## Short problem:
Could you output each line of the data that follows exactly?

## Entries shown:
** start **

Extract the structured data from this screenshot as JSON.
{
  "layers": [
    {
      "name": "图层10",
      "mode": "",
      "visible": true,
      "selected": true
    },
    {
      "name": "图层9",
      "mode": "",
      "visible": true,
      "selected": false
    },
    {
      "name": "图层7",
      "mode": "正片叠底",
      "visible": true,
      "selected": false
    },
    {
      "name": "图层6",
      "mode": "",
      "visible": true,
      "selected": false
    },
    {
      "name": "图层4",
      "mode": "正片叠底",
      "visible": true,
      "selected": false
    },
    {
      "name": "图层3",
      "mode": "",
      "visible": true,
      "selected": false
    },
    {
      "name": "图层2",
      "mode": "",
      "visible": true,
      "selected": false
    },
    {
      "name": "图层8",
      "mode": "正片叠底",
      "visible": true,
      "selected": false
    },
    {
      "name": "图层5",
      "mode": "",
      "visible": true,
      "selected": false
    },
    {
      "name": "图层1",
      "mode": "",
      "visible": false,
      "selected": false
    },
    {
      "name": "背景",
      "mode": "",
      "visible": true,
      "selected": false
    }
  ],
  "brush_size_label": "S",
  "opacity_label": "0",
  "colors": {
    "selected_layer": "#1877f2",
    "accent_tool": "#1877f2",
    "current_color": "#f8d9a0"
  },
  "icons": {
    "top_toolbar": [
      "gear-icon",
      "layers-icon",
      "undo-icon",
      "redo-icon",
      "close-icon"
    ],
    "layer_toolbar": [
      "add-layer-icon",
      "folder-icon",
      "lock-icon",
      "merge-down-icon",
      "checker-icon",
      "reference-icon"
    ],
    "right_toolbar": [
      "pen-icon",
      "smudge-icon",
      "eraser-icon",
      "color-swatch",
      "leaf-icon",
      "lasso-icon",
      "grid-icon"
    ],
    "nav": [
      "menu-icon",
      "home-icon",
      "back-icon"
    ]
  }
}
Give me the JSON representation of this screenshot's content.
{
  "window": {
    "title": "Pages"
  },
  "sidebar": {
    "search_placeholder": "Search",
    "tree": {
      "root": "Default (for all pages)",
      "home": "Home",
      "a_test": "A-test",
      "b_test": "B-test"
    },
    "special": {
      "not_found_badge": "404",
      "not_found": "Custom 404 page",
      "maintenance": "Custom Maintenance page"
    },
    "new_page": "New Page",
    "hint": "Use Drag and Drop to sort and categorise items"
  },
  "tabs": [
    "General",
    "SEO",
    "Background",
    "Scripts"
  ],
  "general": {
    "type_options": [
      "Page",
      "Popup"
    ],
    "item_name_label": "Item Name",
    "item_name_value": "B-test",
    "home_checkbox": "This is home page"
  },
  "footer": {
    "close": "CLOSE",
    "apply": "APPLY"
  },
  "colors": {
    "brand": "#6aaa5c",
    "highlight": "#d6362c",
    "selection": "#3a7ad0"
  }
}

** end **

## Written solution:
Extract the structured data from this screenshot as JSON.
{
  "layers": [
    {
      "name": "图层10",
      "mode": "",
      "visible": true,
      "selected": true
    },
    {
      "name": "图层9",
      "mode": "",
      "visible": true,
      "selected": false
    },
    {
      "name": "图层7",
      "mode": "正片叠底",
      "visible": true,
      "selected": false
    },
    {
      "name": "图层6",
      "mode": "",
      "visible": true,
      "selected": false
    },
    {
      "name": "图层4",
      "mode": "正片叠底",
      "visible": true,
      "selected": false
    },
    {
      "name": "图层3",
      "mode": "",
      "visible": true,
      "selected": false
    },
    {
      "name": "图层2",
      "mode": "",
      "visible": true,
      "selected": false
    },
    {
      "name": "图层8",
      "mode": "正片叠底",
      "visible": true,
      "selected": false
    },
    {
      "name": "图层5",
      "mode": "",
      "visible": true,
      "selected": false
    },
    {
      "name": "图层1",
      "mode": "",
      "visible": false,
      "selected": false
    },
    {
      "name": "背景",
      "mode": "",
      "visible": true,
      "selected": false
    }
  ],
  "brush_size_label": "S",
  "opacity_label": "0",
  "colors": {
    "selected_layer": "#1877f2",
    "accent_tool": "#1877f2",
    "current_color": "#f8d9a0"
  },
  "icons": {
    "top_toolbar": [
      "gear-icon",
      "layers-icon",
      "undo-icon",
      "redo-icon",
      "close-icon"
    ],
    "layer_toolbar": [
      "add-layer-icon",
      "folder-icon",
      "lock-icon",
      "merge-down-icon",
      "checker-icon",
      "reference-icon"
    ],
    "right_toolbar": [
      "pen-icon",
      "smudge-icon",
      "eraser-icon",
      "color-swatch",
      "leaf-icon",
      "lasso-icon",
      "grid-icon"
    ],
    "nav": [
      "menu-icon",
      "home-icon",
      "back-icon"
    ]
  }
}
Give me the JSON representation of this screenshot's content.
{
  "window": {
    "title": "Pages"
  },
  "sidebar": {
    "search_placeholder": "Search",
    "tree": {
      "root": "Default (for all pages)",
      "home": "Home",
      "a_test": "A-test",
      "b_test": "B-test"
    },
    "special": {
      "not_found_badge": "404",
      "not_found": "Custom 404 page",
      "maintenance": "Custom Maintenance page"
    },
    "new_page": "New Page",
    "hint": "Use Drag and Drop to sort and categorise items"
  },
  "tabs": [
    "General",
    "SEO",
    "Background",
    "Scripts"
  ],
  "general": {
    "type_options": [
      "Page",
      "Popup"
    ],
    "item_name_label": "Item Name",
    "item_name_value": "B-test",
    "home_checkbox": "This is home page"
  },
  "footer": {
    "close": "CLOSE",
    "apply": "APPLY"
  },
  "colors": {
    "brand": "#6aaa5c",
    "highlight": "#d6362c",
    "selection": "#3a7ad0"
  }
}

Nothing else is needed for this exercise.